- **EXERCISE INSTRUCTIONS**:
Write out the whole listing exactly as it stands.

- **PROVIDED DATA**:
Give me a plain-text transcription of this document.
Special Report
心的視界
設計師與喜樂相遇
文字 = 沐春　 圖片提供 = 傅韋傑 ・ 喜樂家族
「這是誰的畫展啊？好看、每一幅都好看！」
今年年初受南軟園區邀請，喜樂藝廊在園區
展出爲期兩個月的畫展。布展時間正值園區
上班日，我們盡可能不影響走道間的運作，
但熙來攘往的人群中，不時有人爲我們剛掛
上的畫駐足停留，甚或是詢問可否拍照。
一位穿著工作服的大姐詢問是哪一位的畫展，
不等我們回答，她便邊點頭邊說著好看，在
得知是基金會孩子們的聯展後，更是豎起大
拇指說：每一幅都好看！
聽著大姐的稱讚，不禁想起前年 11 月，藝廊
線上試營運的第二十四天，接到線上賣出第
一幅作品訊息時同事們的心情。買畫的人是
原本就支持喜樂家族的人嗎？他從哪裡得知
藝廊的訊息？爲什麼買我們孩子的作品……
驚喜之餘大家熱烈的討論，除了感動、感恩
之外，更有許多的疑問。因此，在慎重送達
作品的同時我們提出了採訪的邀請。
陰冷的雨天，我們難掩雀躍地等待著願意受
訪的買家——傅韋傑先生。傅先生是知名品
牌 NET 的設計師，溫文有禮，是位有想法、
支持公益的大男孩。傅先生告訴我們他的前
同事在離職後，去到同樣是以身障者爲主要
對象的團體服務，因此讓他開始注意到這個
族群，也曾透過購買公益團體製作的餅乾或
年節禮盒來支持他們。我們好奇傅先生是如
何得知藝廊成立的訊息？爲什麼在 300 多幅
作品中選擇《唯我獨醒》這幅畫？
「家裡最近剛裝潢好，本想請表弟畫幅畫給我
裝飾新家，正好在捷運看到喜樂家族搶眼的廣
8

- **EXERCISE ANSWER**:
Give me a plain-text transcription of this document.
Special Report
心的視界
設計師與喜樂相遇
文字 = 沐春　 圖片提供 = 傅韋傑 ・ 喜樂家族
「這是誰的畫展啊？好看、每一幅都好看！」
今年年初受南軟園區邀請，喜樂藝廊在園區
展出爲期兩個月的畫展。布展時間正值園區
上班日，我們盡可能不影響走道間的運作，
但熙來攘往的人群中，不時有人爲我們剛掛
上的畫駐足停留，甚或是詢問可否拍照。
一位穿著工作服的大姐詢問是哪一位的畫展，
不等我們回答，她便邊點頭邊說著好看，在
得知是基金會孩子們的聯展後，更是豎起大
拇指說：每一幅都好看！
聽著大姐的稱讚，不禁想起前年 11 月，藝廊
線上試營運的第二十四天，接到線上賣出第
一幅作品訊息時同事們的心情。買畫的人是
原本就支持喜樂家族的人嗎？他從哪裡得知
藝廊的訊息？爲什麼買我們孩子的作品……
驚喜之餘大家熱烈的討論，除了感動、感恩
之外，更有許多的疑問。因此，在慎重送達
作品的同時我們提出了採訪的邀請。
陰冷的雨天，我們難掩雀躍地等待著願意受
訪的買家——傅韋傑先生。傅先生是知名品
牌 NET 的設計師，溫文有禮，是位有想法、
支持公益的大男孩。傅先生告訴我們他的前
同事在離職後，去到同樣是以身障者爲主要
對象的團體服務，因此讓他開始注意到這個
族群，也曾透過購買公益團體製作的餅乾或
年節禮盒來支持他們。我們好奇傅先生是如
何得知藝廊成立的訊息？爲什麼在 300 多幅
作品中選擇《唯我獨醒》這幅畫？
「家裡最近剛裝潢好，本想請表弟畫幅畫給我
裝飾新家，正好在捷運看到喜樂家族搶眼的廣
8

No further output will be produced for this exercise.